## Work to complete
Copy each line below in which the word "JSON" occurs.

* Begin Source data *

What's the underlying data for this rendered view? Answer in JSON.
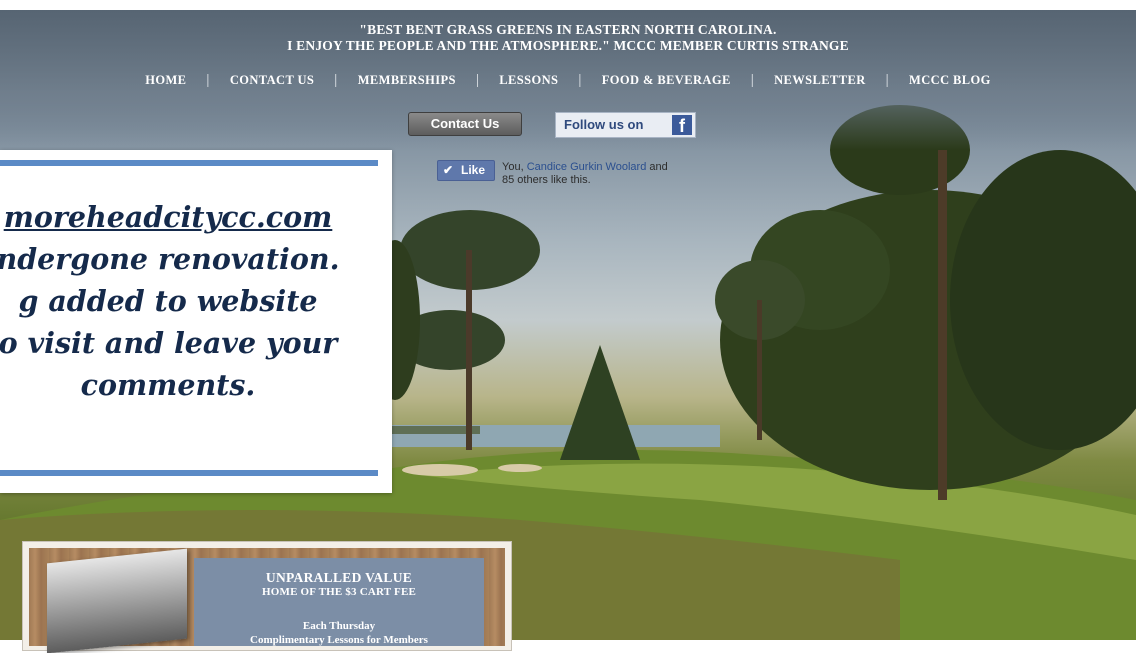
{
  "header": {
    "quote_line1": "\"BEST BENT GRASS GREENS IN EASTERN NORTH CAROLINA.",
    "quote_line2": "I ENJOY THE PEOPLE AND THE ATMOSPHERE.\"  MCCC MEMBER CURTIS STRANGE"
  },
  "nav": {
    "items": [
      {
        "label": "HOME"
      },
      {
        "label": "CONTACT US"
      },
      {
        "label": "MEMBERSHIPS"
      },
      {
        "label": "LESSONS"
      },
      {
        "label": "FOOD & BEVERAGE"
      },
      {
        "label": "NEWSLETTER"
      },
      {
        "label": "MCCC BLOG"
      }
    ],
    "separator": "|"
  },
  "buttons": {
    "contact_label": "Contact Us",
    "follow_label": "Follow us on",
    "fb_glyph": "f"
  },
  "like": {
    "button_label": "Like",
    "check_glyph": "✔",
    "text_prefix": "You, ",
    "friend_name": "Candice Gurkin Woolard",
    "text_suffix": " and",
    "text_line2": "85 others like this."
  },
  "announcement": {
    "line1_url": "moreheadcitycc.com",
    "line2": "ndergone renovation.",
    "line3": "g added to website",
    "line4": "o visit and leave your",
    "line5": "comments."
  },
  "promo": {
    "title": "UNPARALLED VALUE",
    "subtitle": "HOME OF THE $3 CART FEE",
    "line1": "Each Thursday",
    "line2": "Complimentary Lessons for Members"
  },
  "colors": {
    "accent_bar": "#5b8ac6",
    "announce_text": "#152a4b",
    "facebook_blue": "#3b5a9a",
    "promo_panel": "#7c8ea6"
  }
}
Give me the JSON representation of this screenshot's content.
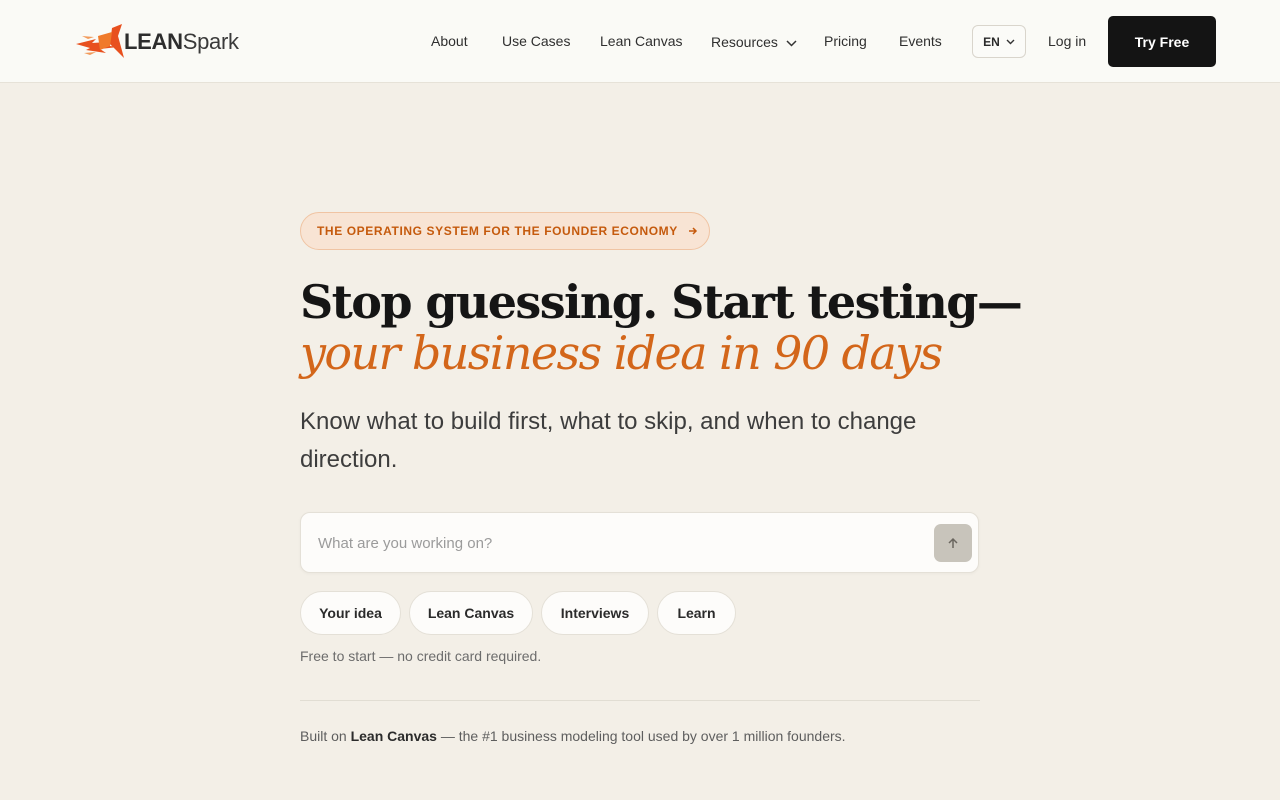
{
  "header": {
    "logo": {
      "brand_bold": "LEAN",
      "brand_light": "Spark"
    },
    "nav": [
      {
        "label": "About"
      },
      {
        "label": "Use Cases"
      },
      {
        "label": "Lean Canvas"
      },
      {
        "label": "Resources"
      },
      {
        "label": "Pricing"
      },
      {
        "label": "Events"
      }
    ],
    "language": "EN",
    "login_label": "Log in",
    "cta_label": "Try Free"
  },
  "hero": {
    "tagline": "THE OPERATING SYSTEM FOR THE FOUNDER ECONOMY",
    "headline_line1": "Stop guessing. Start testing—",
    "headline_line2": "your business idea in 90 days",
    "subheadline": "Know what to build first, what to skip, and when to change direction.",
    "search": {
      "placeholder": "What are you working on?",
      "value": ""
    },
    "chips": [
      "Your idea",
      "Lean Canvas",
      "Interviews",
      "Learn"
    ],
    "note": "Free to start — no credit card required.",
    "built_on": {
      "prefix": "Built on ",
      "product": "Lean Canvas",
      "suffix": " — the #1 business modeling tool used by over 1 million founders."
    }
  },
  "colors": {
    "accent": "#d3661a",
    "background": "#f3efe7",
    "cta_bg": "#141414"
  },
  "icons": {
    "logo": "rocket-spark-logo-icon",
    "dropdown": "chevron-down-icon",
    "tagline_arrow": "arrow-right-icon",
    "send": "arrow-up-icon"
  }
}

* End Source data *

## Output below
What's the underlying data for this rendered view? Answer in JSON.
Give me the JSON representation of this screenshot's content.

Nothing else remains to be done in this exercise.